# start of PROVIDED RECORDS

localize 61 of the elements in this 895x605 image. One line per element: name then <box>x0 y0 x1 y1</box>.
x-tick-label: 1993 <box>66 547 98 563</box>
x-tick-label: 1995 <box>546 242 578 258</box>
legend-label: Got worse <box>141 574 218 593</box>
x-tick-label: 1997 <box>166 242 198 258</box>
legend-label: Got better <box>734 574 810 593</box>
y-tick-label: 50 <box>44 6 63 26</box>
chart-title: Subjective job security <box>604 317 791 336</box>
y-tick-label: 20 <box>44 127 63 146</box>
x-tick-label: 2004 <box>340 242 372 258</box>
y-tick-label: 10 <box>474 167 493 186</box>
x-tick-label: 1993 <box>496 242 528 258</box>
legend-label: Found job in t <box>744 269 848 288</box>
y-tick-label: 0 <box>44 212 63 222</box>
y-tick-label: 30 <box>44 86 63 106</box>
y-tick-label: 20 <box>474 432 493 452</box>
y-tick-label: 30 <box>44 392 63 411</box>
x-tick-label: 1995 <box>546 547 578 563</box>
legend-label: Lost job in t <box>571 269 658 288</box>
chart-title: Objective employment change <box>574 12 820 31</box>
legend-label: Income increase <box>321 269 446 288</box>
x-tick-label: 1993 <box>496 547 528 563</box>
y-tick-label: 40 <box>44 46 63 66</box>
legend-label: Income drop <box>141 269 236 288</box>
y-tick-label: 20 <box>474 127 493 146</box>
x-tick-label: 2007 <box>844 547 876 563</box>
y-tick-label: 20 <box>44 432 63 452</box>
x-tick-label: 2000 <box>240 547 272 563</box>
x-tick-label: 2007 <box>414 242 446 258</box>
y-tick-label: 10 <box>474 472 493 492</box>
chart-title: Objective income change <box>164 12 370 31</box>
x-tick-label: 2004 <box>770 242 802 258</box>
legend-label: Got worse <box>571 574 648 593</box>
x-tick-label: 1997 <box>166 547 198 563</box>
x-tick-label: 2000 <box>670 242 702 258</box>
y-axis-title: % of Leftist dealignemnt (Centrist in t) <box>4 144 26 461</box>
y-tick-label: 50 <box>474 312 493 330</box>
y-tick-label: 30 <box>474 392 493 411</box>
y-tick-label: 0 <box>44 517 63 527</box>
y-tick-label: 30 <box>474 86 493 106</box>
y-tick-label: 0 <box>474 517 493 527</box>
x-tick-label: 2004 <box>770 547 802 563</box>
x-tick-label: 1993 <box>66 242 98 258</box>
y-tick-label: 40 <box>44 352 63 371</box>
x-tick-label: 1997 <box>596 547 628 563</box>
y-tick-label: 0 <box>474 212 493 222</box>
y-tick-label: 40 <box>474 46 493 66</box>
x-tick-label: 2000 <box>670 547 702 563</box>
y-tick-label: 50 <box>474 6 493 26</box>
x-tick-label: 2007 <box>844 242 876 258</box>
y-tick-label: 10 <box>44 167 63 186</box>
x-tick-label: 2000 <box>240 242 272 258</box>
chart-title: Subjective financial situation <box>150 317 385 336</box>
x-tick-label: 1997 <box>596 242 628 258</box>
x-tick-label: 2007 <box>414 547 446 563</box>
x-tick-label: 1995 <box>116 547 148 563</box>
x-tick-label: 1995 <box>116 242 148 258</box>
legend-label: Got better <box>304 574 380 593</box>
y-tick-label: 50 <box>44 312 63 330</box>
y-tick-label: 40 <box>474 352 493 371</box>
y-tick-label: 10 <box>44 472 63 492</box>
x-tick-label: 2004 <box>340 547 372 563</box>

# end of PROVIDED RECORDS

WHAT THE TASK REQUIRES: Copy the records verbatim, starting at the first line and ending with the line that contains "x-tick-label: 1993 <box>496 242 528 258</box>", including both of those lines.

COMPLETE RESPONSE:
localize 61 of the elements in this 895x605 image. One line per element: name then <box>x0 y0 x1 y1</box>.
x-tick-label: 1993 <box>66 547 98 563</box>
x-tick-label: 1995 <box>546 242 578 258</box>
legend-label: Got worse <box>141 574 218 593</box>
x-tick-label: 1997 <box>166 242 198 258</box>
legend-label: Got better <box>734 574 810 593</box>
y-tick-label: 50 <box>44 6 63 26</box>
chart-title: Subjective job security <box>604 317 791 336</box>
y-tick-label: 20 <box>44 127 63 146</box>
x-tick-label: 2004 <box>340 242 372 258</box>
y-tick-label: 10 <box>474 167 493 186</box>
x-tick-label: 1993 <box>496 242 528 258</box>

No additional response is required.